Begin

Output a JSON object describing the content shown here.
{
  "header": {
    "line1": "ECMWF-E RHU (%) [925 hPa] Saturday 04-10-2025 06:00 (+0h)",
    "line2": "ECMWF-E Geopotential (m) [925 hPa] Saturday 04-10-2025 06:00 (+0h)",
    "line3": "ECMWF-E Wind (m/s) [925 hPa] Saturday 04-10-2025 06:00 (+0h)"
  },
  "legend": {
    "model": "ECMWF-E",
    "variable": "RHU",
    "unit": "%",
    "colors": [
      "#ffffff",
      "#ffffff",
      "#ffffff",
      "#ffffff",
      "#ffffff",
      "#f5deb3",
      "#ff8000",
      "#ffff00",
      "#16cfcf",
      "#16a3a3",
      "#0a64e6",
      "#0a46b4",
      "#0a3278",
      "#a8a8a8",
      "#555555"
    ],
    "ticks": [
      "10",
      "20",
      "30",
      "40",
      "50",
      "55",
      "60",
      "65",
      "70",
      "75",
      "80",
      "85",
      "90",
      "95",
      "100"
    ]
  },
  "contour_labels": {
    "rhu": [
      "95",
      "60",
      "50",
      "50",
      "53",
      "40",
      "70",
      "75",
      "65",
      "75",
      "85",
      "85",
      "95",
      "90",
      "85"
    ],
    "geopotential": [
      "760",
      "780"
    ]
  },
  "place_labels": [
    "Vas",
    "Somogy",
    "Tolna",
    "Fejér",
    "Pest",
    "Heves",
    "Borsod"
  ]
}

End

TO BE DONE >>
Repeat back the data above, exact to the last character.

ANSWER IN FULL >>
Output a JSON object describing the content shown here.
{
  "header": {
    "line1": "ECMWF-E RHU (%) [925 hPa] Saturday 04-10-2025 06:00 (+0h)",
    "line2": "ECMWF-E Geopotential (m) [925 hPa] Saturday 04-10-2025 06:00 (+0h)",
    "line3": "ECMWF-E Wind (m/s) [925 hPa] Saturday 04-10-2025 06:00 (+0h)"
  },
  "legend": {
    "model": "ECMWF-E",
    "variable": "RHU",
    "unit": "%",
    "colors": [
      "#ffffff",
      "#ffffff",
      "#ffffff",
      "#ffffff",
      "#ffffff",
      "#f5deb3",
      "#ff8000",
      "#ffff00",
      "#16cfcf",
      "#16a3a3",
      "#0a64e6",
      "#0a46b4",
      "#0a3278",
      "#a8a8a8",
      "#555555"
    ],
    "ticks": [
      "10",
      "20",
      "30",
      "40",
      "50",
      "55",
      "60",
      "65",
      "70",
      "75",
      "80",
      "85",
      "90",
      "95",
      "100"
    ]
  },
  "contour_labels": {
    "rhu": [
      "95",
      "60",
      "50",
      "50",
      "53",
      "40",
      "70",
      "75",
      "65",
      "75",
      "85",
      "85",
      "95",
      "90",
      "85"
    ],
    "geopotential": [
      "760",
      "780"
    ]
  },
  "place_labels": [
    "Vas",
    "Somogy",
    "Tolna",
    "Fejér",
    "Pest",
    "Heves",
    "Borsod"
  ]
}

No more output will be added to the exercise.